▸ **Short problem**: Reproduce the material below, switching every instance of "legend-label" to "legend-entry" and leaving everything else unchanged. Omit the pictures from your reproduction.

Layout element entries
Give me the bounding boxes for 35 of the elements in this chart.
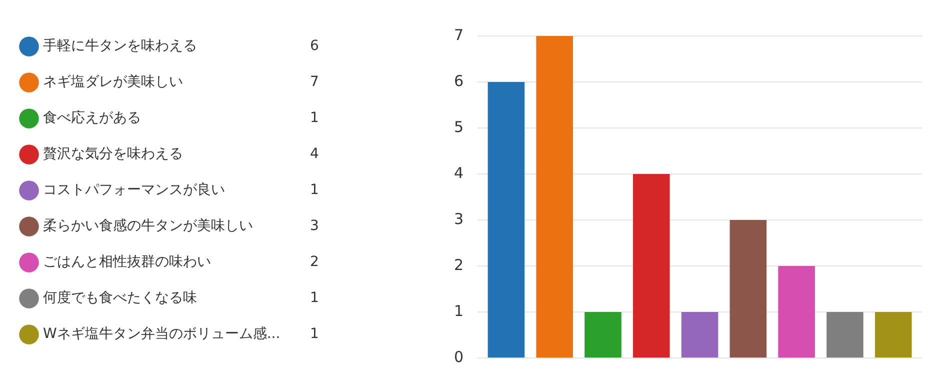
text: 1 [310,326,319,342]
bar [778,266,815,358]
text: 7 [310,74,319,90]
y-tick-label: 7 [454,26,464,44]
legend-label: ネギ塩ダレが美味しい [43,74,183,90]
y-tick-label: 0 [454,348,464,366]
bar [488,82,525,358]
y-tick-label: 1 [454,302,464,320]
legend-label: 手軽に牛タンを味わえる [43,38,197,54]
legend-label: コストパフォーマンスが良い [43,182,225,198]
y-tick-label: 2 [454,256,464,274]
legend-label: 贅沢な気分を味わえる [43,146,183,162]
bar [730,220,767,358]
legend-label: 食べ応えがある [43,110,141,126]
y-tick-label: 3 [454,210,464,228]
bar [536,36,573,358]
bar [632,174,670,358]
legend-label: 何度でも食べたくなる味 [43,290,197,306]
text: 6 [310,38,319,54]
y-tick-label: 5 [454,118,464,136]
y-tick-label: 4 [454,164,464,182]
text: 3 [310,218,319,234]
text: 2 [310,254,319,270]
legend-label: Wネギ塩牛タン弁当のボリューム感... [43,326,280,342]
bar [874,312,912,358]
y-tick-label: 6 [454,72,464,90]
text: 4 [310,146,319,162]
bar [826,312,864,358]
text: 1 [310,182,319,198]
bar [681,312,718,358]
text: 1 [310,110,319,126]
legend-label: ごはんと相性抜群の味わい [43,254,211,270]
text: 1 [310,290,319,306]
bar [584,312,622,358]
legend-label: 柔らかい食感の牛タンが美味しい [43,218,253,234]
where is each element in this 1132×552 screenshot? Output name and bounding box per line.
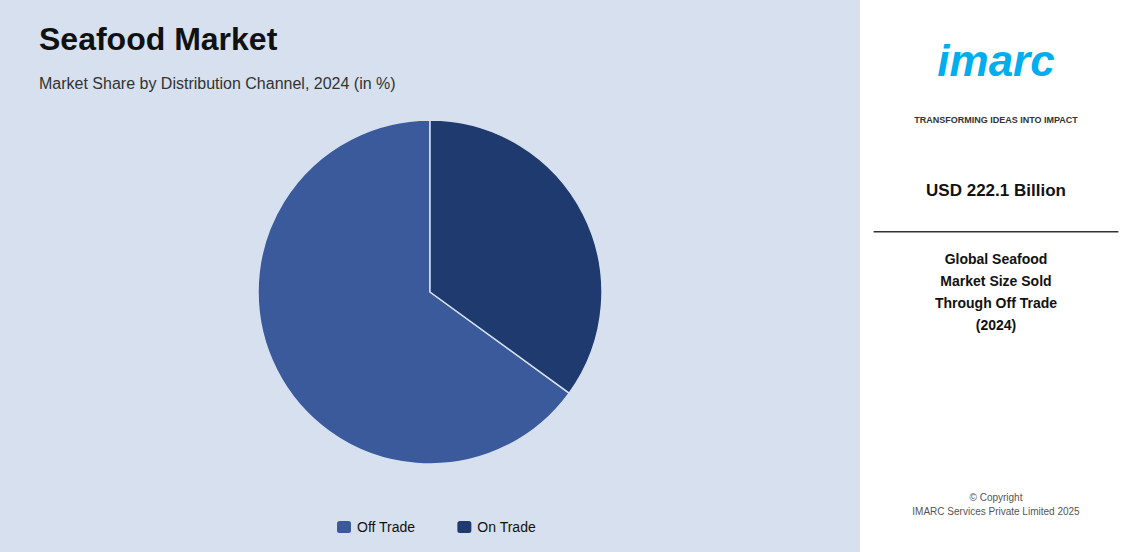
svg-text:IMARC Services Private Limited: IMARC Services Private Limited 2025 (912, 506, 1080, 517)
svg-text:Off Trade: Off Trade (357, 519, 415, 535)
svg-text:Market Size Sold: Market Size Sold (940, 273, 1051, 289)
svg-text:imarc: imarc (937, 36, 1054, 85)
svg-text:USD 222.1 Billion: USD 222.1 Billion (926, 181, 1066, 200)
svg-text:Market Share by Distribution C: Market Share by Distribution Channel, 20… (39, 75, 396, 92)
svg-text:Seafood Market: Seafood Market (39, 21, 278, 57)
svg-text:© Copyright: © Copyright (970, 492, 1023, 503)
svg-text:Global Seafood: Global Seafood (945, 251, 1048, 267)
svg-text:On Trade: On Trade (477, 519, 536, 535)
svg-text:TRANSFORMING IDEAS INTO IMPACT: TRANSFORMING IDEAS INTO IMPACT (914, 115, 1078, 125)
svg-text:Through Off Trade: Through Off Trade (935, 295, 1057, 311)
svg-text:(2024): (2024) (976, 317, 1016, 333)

▸ **Response to this exercise**:
Give me the bounding boxes for 35 of the elements in this chart.
text: 1 [310,326,319,342]
bar [778,266,815,358]
text: 7 [310,74,319,90]
y-tick-label: 7 [454,26,464,44]
legend-entry: ネギ塩ダレが美味しい [43,74,183,90]
y-tick-label: 0 [454,348,464,366]
bar [488,82,525,358]
y-tick-label: 1 [454,302,464,320]
legend-entry: 手軽に牛タンを味わえる [43,38,197,54]
legend-entry: コストパフォーマンスが良い [43,182,225,198]
y-tick-label: 2 [454,256,464,274]
legend-entry: 贅沢な気分を味わえる [43,146,183,162]
bar [730,220,767,358]
legend-entry: 食べ応えがある [43,110,141,126]
y-tick-label: 3 [454,210,464,228]
bar [536,36,573,358]
bar [632,174,670,358]
legend-entry: 何度でも食べたくなる味 [43,290,197,306]
text: 6 [310,38,319,54]
y-tick-label: 5 [454,118,464,136]
y-tick-label: 4 [454,164,464,182]
text: 3 [310,218,319,234]
text: 2 [310,254,319,270]
legend-entry: Wネギ塩牛タン弁当のボリューム感... [43,326,280,342]
bar [874,312,912,358]
y-tick-label: 6 [454,72,464,90]
text: 4 [310,146,319,162]
bar [826,312,864,358]
text: 1 [310,182,319,198]
bar [681,312,718,358]
text: 1 [310,110,319,126]
legend-entry: ごはんと相性抜群の味わい [43,254,211,270]
text: 1 [310,290,319,306]
bar [584,312,622,358]
legend-entry: 柔らかい食感の牛タンが美味しい [43,218,253,234]
where is each element in this 1132×552 screenshot? Output name and bounding box per line.
svg-text:IMARC Services Private Limited: IMARC Services Private Limited 2025 (912, 506, 1080, 517)
svg-text:Off Trade: Off Trade (357, 519, 415, 535)
svg-text:Market Size Sold: Market Size Sold (940, 273, 1051, 289)
svg-text:imarc: imarc (937, 36, 1054, 85)
svg-text:USD 222.1 Billion: USD 222.1 Billion (926, 181, 1066, 200)
svg-text:Market Share by Distribution C: Market Share by Distribution Channel, 20… (39, 75, 396, 92)
svg-text:Seafood Market: Seafood Market (39, 21, 278, 57)
svg-text:© Copyright: © Copyright (970, 492, 1023, 503)
svg-text:Global Seafood: Global Seafood (945, 251, 1048, 267)
svg-text:On Trade: On Trade (477, 519, 536, 535)
svg-text:TRANSFORMING IDEAS INTO IMPACT: TRANSFORMING IDEAS INTO IMPACT (914, 115, 1078, 125)
svg-text:Through Off Trade: Through Off Trade (935, 295, 1057, 311)
svg-text:(2024): (2024) (976, 317, 1016, 333)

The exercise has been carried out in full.